[Collected data entries]

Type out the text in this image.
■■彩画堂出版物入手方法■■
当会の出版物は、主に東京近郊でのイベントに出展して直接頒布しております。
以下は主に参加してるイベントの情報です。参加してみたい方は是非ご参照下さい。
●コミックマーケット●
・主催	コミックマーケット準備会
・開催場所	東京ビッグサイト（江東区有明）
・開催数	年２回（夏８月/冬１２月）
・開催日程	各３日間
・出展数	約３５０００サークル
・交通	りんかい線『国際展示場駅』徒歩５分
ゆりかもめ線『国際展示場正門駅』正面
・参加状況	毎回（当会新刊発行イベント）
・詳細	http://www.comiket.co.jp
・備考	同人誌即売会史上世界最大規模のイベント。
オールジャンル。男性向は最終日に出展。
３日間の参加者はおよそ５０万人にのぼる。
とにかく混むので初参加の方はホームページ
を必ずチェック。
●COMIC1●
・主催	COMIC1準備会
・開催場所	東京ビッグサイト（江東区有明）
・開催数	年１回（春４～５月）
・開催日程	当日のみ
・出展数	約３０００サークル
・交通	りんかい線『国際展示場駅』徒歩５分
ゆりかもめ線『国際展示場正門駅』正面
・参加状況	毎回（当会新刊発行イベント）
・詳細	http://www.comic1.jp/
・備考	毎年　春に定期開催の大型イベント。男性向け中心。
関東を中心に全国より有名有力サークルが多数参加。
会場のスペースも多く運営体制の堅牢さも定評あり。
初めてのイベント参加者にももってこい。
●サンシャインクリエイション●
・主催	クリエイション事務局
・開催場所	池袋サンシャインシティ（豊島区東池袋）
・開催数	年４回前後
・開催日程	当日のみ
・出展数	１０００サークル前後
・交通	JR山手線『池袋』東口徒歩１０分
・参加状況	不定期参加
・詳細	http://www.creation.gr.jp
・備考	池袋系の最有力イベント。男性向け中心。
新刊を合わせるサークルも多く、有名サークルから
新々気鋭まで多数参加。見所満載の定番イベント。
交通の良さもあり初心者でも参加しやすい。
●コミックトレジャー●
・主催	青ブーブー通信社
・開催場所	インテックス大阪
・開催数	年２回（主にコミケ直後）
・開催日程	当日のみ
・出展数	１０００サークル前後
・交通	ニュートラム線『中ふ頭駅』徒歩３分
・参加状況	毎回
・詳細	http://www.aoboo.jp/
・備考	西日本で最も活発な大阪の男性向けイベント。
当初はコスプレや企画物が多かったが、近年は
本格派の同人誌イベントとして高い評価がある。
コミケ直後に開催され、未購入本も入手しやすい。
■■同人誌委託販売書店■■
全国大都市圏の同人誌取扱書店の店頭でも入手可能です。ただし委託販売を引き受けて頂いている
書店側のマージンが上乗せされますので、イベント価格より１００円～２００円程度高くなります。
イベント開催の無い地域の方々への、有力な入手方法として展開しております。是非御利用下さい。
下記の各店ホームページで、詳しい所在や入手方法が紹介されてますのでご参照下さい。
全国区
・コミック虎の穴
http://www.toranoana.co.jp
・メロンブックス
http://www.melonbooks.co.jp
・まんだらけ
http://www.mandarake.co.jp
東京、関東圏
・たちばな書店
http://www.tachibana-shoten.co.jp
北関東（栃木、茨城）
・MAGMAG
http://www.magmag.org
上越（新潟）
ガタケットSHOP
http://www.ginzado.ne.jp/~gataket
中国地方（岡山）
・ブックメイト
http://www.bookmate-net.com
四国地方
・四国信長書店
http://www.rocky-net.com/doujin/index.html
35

GOAL —
Quote every record above exactly.

TASK SOLUTION —
Type out the text in this image.
■■彩画堂出版物入手方法■■
当会の出版物は、主に東京近郊でのイベントに出展して直接頒布しております。
以下は主に参加してるイベントの情報です。参加してみたい方は是非ご参照下さい。
●コミックマーケット●
・主催	コミックマーケット準備会
・開催場所	東京ビッグサイト（江東区有明）
・開催数	年２回（夏８月/冬１２月）
・開催日程	各３日間
・出展数	約３５０００サークル
・交通	りんかい線『国際展示場駅』徒歩５分
ゆりかもめ線『国際展示場正門駅』正面
・参加状況	毎回（当会新刊発行イベント）
・詳細	http://www.comiket.co.jp
・備考	同人誌即売会史上世界最大規模のイベント。
オールジャンル。男性向は最終日に出展。
３日間の参加者はおよそ５０万人にのぼる。
とにかく混むので初参加の方はホームページ
を必ずチェック。
●COMIC1●
・主催	COMIC1準備会
・開催場所	東京ビッグサイト（江東区有明）
・開催数	年１回（春４～５月）
・開催日程	当日のみ
・出展数	約３０００サークル
・交通	りんかい線『国際展示場駅』徒歩５分
ゆりかもめ線『国際展示場正門駅』正面
・参加状況	毎回（当会新刊発行イベント）
・詳細	http://www.comic1.jp/
・備考	毎年　春に定期開催の大型イベント。男性向け中心。
関東を中心に全国より有名有力サークルが多数参加。
会場のスペースも多く運営体制の堅牢さも定評あり。
初めてのイベント参加者にももってこい。
●サンシャインクリエイション●
・主催	クリエイション事務局
・開催場所	池袋サンシャインシティ（豊島区東池袋）
・開催数	年４回前後
・開催日程	当日のみ
・出展数	１０００サークル前後
・交通	JR山手線『池袋』東口徒歩１０分
・参加状況	不定期参加
・詳細	http://www.creation.gr.jp
・備考	池袋系の最有力イベント。男性向け中心。
新刊を合わせるサークルも多く、有名サークルから
新々気鋭まで多数参加。見所満載の定番イベント。
交通の良さもあり初心者でも参加しやすい。
●コミックトレジャー●
・主催	青ブーブー通信社
・開催場所	インテックス大阪
・開催数	年２回（主にコミケ直後）
・開催日程	当日のみ
・出展数	１０００サークル前後
・交通	ニュートラム線『中ふ頭駅』徒歩３分
・参加状況	毎回
・詳細	http://www.aoboo.jp/
・備考	西日本で最も活発な大阪の男性向けイベント。
当初はコスプレや企画物が多かったが、近年は
本格派の同人誌イベントとして高い評価がある。
コミケ直後に開催され、未購入本も入手しやすい。
■■同人誌委託販売書店■■
全国大都市圏の同人誌取扱書店の店頭でも入手可能です。ただし委託販売を引き受けて頂いている
書店側のマージンが上乗せされますので、イベント価格より１００円～２００円程度高くなります。
イベント開催の無い地域の方々への、有力な入手方法として展開しております。是非御利用下さい。
下記の各店ホームページで、詳しい所在や入手方法が紹介されてますのでご参照下さい。
全国区
・コミック虎の穴
http://www.toranoana.co.jp
・メロンブックス
http://www.melonbooks.co.jp
・まんだらけ
http://www.mandarake.co.jp
東京、関東圏
・たちばな書店
http://www.tachibana-shoten.co.jp
北関東（栃木、茨城）
・MAGMAG
http://www.magmag.org
上越（新潟）
ガタケットSHOP
http://www.ginzado.ne.jp/~gataket
中国地方（岡山）
・ブックメイト
http://www.bookmate-net.com
四国地方
・四国信長書店
http://www.rocky-net.com/doujin/index.html
35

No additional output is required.